Problem: Copy out each line that includes the word "Красноармейский".

::::::

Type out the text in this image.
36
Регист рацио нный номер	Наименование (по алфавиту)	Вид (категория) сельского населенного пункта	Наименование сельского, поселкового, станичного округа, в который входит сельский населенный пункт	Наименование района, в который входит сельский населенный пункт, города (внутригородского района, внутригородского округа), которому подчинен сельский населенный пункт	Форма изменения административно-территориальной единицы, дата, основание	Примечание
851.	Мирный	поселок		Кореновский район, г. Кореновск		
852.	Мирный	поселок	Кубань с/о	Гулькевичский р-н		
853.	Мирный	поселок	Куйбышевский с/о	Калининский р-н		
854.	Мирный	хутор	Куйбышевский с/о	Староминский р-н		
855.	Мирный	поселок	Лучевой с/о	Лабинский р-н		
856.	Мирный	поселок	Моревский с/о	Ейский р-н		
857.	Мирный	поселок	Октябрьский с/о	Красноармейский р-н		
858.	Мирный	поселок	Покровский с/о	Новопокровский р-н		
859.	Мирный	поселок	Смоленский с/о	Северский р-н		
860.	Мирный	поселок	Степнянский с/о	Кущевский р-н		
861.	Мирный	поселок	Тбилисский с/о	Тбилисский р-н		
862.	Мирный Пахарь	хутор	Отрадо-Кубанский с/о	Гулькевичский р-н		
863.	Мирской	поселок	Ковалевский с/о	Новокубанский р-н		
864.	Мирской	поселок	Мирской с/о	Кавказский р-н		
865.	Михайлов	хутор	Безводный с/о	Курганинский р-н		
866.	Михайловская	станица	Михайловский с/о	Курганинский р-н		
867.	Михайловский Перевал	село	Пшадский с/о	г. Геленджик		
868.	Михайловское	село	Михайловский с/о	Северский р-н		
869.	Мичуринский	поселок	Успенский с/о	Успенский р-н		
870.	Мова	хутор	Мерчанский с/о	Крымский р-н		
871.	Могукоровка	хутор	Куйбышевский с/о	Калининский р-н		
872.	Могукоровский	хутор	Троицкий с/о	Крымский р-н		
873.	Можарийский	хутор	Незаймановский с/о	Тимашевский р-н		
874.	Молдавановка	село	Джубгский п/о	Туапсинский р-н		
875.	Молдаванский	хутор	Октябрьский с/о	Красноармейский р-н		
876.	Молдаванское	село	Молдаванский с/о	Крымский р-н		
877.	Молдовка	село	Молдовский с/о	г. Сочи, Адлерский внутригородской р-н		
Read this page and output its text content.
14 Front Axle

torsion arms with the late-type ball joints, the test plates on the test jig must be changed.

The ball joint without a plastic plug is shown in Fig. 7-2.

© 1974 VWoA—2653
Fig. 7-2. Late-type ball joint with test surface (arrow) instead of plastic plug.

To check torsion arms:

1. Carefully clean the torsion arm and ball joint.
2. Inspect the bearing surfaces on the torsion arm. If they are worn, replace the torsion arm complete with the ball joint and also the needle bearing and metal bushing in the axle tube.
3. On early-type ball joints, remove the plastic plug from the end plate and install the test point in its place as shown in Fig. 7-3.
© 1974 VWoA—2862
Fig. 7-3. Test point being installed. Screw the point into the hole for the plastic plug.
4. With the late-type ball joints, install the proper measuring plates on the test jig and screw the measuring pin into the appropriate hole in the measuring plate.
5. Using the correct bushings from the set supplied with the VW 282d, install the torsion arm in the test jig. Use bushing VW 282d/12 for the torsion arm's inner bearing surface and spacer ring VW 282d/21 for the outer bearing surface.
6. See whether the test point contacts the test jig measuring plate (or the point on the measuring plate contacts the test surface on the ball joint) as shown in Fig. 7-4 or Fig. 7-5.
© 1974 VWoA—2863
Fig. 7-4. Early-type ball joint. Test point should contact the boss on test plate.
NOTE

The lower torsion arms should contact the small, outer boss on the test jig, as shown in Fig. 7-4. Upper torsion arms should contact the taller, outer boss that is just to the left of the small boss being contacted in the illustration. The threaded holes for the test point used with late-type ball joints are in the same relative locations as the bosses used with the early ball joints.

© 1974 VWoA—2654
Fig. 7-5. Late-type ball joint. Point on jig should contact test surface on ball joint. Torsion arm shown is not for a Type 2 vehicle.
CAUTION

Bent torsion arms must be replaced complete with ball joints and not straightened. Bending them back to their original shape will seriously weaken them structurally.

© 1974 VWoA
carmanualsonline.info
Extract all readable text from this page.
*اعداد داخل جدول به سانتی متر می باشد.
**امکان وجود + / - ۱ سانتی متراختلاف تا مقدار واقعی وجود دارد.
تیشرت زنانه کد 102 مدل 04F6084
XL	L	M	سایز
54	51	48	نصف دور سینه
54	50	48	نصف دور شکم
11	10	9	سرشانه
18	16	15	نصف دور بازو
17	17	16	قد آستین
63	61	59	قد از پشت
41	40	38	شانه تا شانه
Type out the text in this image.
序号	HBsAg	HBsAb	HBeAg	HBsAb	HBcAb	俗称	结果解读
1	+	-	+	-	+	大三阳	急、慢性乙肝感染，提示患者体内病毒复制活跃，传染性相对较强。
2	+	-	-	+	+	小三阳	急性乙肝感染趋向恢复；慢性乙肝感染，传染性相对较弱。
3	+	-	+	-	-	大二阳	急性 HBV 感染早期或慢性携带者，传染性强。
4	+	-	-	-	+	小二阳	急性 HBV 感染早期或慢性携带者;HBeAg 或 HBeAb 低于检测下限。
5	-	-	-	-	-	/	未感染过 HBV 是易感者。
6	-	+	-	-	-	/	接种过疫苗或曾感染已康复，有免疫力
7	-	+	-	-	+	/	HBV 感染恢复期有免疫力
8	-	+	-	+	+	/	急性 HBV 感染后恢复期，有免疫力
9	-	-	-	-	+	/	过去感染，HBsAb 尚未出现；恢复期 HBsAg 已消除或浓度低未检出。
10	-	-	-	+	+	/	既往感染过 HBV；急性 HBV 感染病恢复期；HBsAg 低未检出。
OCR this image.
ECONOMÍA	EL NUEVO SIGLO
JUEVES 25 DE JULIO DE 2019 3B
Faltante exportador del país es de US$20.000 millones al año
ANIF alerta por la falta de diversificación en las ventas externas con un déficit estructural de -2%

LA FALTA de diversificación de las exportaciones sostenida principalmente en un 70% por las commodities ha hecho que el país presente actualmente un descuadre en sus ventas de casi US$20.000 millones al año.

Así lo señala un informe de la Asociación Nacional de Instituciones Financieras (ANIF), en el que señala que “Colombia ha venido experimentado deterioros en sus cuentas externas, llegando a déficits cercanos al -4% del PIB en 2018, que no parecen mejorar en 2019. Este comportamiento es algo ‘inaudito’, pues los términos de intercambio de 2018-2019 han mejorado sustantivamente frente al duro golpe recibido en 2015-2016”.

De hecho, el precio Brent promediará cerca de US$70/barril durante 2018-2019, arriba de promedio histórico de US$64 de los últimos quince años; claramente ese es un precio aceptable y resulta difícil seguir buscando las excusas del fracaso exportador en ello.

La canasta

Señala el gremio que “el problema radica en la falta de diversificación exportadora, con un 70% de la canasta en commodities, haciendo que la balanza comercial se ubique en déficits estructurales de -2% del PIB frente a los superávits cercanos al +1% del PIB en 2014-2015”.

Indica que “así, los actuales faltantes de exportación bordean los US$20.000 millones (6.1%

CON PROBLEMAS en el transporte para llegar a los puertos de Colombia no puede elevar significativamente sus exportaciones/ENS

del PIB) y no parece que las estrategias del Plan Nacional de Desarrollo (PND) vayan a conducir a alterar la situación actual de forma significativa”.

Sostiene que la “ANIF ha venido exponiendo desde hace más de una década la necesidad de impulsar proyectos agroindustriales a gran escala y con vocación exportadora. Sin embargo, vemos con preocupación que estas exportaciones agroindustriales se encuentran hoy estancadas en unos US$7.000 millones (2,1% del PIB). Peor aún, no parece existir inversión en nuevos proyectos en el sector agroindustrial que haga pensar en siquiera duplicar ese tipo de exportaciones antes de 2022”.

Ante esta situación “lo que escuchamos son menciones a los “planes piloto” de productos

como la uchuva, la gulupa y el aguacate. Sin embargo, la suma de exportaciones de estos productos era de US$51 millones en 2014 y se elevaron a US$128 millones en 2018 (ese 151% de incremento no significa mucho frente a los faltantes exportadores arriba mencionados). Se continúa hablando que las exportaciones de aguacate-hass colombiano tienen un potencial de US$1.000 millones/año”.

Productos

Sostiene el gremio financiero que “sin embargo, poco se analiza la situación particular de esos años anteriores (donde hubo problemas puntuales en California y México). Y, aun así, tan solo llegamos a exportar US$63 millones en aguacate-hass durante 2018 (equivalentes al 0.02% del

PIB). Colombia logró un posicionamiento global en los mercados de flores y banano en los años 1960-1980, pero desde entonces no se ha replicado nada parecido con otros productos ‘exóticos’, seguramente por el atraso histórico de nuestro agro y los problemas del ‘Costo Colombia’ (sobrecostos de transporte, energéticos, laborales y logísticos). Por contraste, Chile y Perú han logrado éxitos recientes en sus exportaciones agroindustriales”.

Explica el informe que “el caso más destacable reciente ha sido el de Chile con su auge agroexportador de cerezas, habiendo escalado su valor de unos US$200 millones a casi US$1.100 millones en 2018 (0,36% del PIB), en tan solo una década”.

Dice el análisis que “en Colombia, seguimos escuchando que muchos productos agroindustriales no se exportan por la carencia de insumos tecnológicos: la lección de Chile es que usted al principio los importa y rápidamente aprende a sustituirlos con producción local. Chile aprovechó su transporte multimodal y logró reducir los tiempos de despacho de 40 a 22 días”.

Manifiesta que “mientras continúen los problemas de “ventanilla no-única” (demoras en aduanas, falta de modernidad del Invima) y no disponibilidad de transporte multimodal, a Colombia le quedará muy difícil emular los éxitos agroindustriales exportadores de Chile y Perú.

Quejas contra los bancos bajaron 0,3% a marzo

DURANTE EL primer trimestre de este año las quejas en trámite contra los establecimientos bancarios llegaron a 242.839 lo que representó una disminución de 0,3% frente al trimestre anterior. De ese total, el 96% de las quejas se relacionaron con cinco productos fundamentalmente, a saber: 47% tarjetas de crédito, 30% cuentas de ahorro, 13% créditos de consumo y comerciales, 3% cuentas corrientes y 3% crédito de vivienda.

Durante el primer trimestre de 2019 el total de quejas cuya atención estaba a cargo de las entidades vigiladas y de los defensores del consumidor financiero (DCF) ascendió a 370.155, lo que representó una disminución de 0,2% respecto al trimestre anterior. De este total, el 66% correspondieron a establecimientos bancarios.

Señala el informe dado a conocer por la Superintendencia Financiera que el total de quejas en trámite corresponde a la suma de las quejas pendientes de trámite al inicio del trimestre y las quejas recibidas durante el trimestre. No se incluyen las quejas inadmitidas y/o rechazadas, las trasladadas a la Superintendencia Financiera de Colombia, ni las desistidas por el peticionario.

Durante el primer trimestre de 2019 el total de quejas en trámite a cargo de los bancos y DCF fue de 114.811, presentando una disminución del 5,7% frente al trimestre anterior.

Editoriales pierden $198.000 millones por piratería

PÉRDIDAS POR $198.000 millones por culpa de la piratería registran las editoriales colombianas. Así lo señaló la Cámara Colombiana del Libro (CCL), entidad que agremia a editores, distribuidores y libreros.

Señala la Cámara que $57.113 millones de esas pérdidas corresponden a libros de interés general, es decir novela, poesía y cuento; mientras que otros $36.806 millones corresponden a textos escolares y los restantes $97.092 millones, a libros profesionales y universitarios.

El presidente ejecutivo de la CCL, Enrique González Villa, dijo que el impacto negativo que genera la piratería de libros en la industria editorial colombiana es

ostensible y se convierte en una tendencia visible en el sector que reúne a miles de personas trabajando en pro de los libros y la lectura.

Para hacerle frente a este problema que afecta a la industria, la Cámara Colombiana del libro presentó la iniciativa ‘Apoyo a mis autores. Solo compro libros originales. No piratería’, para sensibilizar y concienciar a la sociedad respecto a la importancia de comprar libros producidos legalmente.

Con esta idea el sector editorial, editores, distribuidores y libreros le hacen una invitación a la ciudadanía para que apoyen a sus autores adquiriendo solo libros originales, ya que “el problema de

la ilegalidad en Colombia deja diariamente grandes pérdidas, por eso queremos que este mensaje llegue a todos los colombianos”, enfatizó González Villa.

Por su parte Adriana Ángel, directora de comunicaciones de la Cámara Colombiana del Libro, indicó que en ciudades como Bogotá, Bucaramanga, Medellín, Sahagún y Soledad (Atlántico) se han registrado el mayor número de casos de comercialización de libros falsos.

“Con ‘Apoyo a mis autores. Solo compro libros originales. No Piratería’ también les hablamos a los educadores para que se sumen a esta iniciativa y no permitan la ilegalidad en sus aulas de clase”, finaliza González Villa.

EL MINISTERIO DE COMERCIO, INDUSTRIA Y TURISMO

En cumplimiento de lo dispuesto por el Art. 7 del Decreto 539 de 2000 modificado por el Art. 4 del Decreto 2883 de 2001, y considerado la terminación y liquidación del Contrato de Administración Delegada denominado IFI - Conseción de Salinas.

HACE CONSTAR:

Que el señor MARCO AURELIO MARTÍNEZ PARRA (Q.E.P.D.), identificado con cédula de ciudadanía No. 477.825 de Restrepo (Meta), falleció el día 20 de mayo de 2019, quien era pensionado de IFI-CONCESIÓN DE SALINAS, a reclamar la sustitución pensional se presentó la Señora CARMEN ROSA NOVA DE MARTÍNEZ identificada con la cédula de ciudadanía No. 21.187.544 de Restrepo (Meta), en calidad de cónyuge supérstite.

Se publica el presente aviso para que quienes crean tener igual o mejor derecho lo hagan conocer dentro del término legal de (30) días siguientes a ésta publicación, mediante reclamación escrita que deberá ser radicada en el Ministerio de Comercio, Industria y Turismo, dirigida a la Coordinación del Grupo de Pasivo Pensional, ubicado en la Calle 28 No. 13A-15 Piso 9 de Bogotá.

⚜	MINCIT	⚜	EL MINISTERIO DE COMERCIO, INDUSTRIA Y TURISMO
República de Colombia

::::::

Answer to this task:
857.	Мирный	поселок	Октябрьский с/о	Красноармейский р-н		
875.	Молдаванский	хутор	Октябрьский с/о	Красноармейский р-н		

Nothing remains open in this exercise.